# START OF Entries shown

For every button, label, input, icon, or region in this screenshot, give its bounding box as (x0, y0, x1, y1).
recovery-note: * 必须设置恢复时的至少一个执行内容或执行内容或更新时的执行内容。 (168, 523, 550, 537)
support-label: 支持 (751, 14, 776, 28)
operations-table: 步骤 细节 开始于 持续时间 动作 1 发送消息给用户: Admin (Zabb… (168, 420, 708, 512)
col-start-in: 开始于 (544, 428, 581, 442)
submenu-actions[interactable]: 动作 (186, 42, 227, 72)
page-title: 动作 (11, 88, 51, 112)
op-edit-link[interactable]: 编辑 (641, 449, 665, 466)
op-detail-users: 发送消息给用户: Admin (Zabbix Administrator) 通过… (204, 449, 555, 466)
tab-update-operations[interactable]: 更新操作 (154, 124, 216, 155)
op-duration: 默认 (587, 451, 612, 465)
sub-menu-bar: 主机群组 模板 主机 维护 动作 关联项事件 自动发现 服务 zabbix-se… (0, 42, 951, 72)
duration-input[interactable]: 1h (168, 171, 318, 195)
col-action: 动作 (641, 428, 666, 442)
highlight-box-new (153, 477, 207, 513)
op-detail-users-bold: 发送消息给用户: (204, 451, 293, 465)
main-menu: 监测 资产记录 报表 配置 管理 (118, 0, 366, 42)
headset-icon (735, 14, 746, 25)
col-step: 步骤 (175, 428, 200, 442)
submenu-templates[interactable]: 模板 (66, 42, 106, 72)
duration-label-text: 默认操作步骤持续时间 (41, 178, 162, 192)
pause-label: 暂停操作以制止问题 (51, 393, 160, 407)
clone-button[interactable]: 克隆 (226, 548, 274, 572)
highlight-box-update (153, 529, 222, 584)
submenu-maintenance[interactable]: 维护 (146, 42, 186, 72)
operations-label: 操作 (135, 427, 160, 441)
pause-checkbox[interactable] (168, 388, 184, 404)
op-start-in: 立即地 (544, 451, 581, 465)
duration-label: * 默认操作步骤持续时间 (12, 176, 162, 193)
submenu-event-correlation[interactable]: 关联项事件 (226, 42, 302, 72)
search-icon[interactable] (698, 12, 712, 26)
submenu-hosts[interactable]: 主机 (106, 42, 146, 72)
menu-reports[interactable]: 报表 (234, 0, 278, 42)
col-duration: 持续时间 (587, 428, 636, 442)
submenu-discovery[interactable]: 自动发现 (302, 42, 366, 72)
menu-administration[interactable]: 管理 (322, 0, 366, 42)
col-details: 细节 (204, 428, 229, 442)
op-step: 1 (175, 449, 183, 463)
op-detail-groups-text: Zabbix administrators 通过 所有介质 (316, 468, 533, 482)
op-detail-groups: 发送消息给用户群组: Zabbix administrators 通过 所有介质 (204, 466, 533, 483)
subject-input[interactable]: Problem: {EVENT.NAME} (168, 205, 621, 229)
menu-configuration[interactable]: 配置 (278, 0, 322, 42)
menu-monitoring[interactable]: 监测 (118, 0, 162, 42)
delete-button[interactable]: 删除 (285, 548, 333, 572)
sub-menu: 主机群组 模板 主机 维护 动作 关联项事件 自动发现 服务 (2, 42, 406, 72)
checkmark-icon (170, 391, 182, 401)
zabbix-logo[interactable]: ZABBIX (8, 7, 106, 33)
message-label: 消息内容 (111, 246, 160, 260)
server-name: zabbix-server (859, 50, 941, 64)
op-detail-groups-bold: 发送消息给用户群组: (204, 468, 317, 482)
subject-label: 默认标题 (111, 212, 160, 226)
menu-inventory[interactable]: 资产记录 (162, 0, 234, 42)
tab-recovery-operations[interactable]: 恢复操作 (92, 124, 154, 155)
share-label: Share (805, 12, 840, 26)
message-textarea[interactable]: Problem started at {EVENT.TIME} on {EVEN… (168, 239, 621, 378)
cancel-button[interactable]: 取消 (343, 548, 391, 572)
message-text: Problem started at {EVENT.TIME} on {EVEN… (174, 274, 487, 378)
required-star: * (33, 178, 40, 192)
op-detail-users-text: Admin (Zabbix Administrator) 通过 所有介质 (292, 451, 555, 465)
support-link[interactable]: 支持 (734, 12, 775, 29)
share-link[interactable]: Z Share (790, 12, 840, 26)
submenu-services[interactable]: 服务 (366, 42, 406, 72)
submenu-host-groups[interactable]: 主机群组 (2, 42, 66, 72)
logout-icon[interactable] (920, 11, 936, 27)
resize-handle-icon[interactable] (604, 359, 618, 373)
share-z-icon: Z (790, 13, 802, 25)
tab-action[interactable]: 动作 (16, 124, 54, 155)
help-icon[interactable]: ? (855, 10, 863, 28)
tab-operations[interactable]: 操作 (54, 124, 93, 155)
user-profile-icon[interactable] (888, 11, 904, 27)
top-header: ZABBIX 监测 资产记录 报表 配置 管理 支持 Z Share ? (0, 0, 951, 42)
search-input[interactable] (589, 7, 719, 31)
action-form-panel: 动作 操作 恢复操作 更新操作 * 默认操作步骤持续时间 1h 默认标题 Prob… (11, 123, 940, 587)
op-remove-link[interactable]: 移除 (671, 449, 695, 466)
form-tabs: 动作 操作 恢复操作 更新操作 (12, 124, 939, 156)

# END OF Entries shown

Set exercise:
Format every line of the data above as a JSON list of strings, with one string per line and blank lines omitted.

Solution to this exercise:
[
  "For every button, label, input, icon, or region in this screenshot, give its bounding box as (x0, y0, x1, y1).",
  "recovery-note: * 必须设置恢复时的至少一个执行内容或执行内容或更新时的执行内容。 (168, 523, 550, 537)",
  "support-label: 支持 (751, 14, 776, 28)",
  "operations-table: 步骤 细节 开始于 持续时间 动作 1 发送消息给用户: Admin (Zabb… (168, 420, 708, 512)",
  "col-start-in: 开始于 (544, 428, 581, 442)",
  "submenu-actions[interactable]: 动作 (186, 42, 227, 72)",
  "page-title: 动作 (11, 88, 51, 112)",
  "op-edit-link[interactable]: 编辑 (641, 449, 665, 466)",
  "op-detail-users: 发送消息给用户: Admin (Zabbix Administrator) 通过… (204, 449, 555, 466)",
  "tab-update-operations[interactable]: 更新操作 (154, 124, 216, 155)",
  "op-duration: 默认 (587, 451, 612, 465)",
  "sub-menu-bar: 主机群组 模板 主机 维护 动作 关联项事件 自动发现 服务 zabbix-se… (0, 42, 951, 72)",
  "duration-input[interactable]: 1h (168, 171, 318, 195)",
  "col-action: 动作 (641, 428, 666, 442)",
  "highlight-box-new (153, 477, 207, 513)",
  "op-detail-users-bold: 发送消息给用户: (204, 451, 293, 465)",
  "main-menu: 监测 资产记录 报表 配置 管理 (118, 0, 366, 42)",
  "headset-icon (735, 14, 746, 25)",
  "col-step: 步骤 (175, 428, 200, 442)",
  "submenu-templates[interactable]: 模板 (66, 42, 106, 72)",
  "duration-label-text: 默认操作步骤持续时间 (41, 178, 162, 192)",
  "pause-label: 暂停操作以制止问题 (51, 393, 160, 407)",
  "clone-button[interactable]: 克隆 (226, 548, 274, 572)",
  "highlight-box-update (153, 529, 222, 584)",
  "submenu-maintenance[interactable]: 维护 (146, 42, 186, 72)",
  "operations-label: 操作 (135, 427, 160, 441)",
  "pause-checkbox[interactable] (168, 388, 184, 404)",
  "op-start-in: 立即地 (544, 451, 581, 465)",
  "duration-label: * 默认操作步骤持续时间 (12, 176, 162, 193)",
  "submenu-event-correlation[interactable]: 关联项事件 (226, 42, 302, 72)",
  "search-icon[interactable] (698, 12, 712, 26)",
  "submenu-hosts[interactable]: 主机 (106, 42, 146, 72)",
  "menu-reports[interactable]: 报表 (234, 0, 278, 42)",
  "col-duration: 持续时间 (587, 428, 636, 442)",
  "submenu-discovery[interactable]: 自动发现 (302, 42, 366, 72)",
  "menu-administration[interactable]: 管理 (322, 0, 366, 42)",
  "col-details: 细节 (204, 428, 229, 442)",
  "op-step: 1 (175, 449, 183, 463)",
  "op-detail-groups-text: Zabbix administrators 通过 所有介质 (316, 468, 533, 482)",
  "op-detail-groups: 发送消息给用户群组: Zabbix administrators 通过 所有介质 (204, 466, 533, 483)",
  "subject-input[interactable]: Problem: {EVENT.NAME} (168, 205, 621, 229)",
  "menu-configuration[interactable]: 配置 (278, 0, 322, 42)",
  "menu-monitoring[interactable]: 监测 (118, 0, 162, 42)",
  "delete-button[interactable]: 删除 (285, 548, 333, 572)",
  "sub-menu: 主机群组 模板 主机 维护 动作 关联项事件 自动发现 服务 (2, 42, 406, 72)",
  "checkmark-icon (170, 391, 182, 401)",
  "zabbix-logo[interactable]: ZABBIX (8, 7, 106, 33)",
  "message-label: 消息内容 (111, 246, 160, 260)",
  "server-name: zabbix-server (859, 50, 941, 64)",
  "op-detail-groups-bold: 发送消息给用户群组: (204, 468, 317, 482)",
  "subject-label: 默认标题 (111, 212, 160, 226)",
  "menu-inventory[interactable]: 资产记录 (162, 0, 234, 42)",
  "tab-recovery-operations[interactable]: 恢复操作 (92, 124, 154, 155)",
  "share-label: Share (805, 12, 840, 26)",
  "message-textarea[interactable]: Problem started at {EVENT.TIME} on {EVEN… (168, 239, 621, 378)",
  "cancel-button[interactable]: 取消 (343, 548, 391, 572)",
  "message-text: Problem started at {EVENT.TIME} on {EVEN… (174, 274, 487, 378)",
  "required-star: * (33, 178, 40, 192)",
  "op-detail-users-text: Admin (Zabbix Administrator) 通过 所有介质 (292, 451, 555, 465)",
  "support-link[interactable]: 支持 (734, 12, 775, 29)",
  "share-link[interactable]: Z Share (790, 12, 840, 26)",
  "submenu-services[interactable]: 服务 (366, 42, 406, 72)",
  "submenu-host-groups[interactable]: 主机群组 (2, 42, 66, 72)",
  "logout-icon[interactable] (920, 11, 936, 27)",
  "resize-handle-icon[interactable] (604, 359, 618, 373)",
  "share-z-icon: Z (790, 13, 802, 25)",
  "tab-action[interactable]: 动作 (16, 124, 54, 155)",
  "help-icon[interactable]: ? (855, 10, 863, 28)",
  "tab-operations[interactable]: 操作 (54, 124, 93, 155)",
  "user-profile-icon[interactable] (888, 11, 904, 27)",
  "top-header: ZABBIX 监测 资产记录 报表 配置 管理 支持 Z Share ? (0, 0, 951, 42)",
  "search-input[interactable] (589, 7, 719, 31)",
  "action-form-panel: 动作 操作 恢复操作 更新操作 * 默认操作步骤持续时间 1h 默认标题 Prob… (11, 123, 940, 587)",
  "op-remove-link[interactable]: 移除 (671, 449, 695, 466)",
  "form-tabs: 动作 操作 恢复操作 更新操作 (12, 124, 939, 156)"
]